Problem statement >> Present each line of the entries below that holds the word "Golfplatz".

Raw records >>
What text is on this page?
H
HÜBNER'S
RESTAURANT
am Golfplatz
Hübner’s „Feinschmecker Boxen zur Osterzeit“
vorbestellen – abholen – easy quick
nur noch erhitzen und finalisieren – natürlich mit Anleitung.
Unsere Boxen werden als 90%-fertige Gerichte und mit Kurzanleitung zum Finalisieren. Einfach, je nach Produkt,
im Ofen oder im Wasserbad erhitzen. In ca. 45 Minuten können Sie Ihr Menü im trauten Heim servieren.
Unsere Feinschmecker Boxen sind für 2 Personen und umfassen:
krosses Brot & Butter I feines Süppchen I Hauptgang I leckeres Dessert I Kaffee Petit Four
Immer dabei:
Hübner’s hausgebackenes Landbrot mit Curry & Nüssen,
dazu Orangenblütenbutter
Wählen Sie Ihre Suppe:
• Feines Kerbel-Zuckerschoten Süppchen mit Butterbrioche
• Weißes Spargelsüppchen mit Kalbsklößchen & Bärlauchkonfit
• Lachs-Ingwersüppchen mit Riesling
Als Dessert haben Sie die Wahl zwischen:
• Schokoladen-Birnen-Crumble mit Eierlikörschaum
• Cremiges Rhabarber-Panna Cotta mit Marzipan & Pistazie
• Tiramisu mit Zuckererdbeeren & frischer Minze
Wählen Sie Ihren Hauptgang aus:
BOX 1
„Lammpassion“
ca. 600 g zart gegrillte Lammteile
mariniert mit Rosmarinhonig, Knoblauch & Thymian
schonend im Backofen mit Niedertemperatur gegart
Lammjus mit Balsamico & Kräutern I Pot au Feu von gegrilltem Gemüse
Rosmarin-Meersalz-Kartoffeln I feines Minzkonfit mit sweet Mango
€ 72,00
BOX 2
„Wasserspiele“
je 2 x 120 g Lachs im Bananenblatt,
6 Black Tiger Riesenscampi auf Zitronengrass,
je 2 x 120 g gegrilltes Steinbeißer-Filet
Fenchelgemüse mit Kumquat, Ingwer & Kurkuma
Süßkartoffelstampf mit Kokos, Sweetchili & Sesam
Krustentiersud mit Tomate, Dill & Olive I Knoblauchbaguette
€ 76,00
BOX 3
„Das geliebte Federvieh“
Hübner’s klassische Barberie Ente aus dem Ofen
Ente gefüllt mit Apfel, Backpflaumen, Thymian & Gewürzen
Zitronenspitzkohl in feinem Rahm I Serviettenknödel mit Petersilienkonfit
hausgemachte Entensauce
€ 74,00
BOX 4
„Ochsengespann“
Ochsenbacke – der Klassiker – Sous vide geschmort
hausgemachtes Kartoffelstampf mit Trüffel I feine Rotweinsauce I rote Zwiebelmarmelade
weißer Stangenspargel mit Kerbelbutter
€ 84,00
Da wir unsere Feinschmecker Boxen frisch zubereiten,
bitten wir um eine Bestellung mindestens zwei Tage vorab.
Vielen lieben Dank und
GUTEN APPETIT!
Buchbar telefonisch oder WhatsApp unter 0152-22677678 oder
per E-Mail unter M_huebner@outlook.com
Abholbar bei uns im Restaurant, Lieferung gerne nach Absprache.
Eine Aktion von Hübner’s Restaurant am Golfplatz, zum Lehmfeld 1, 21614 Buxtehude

Full answer >>
am Golfplatz
Eine Aktion von Hübner’s Restaurant am Golfplatz, zum Lehmfeld 1, 21614 Buxtehude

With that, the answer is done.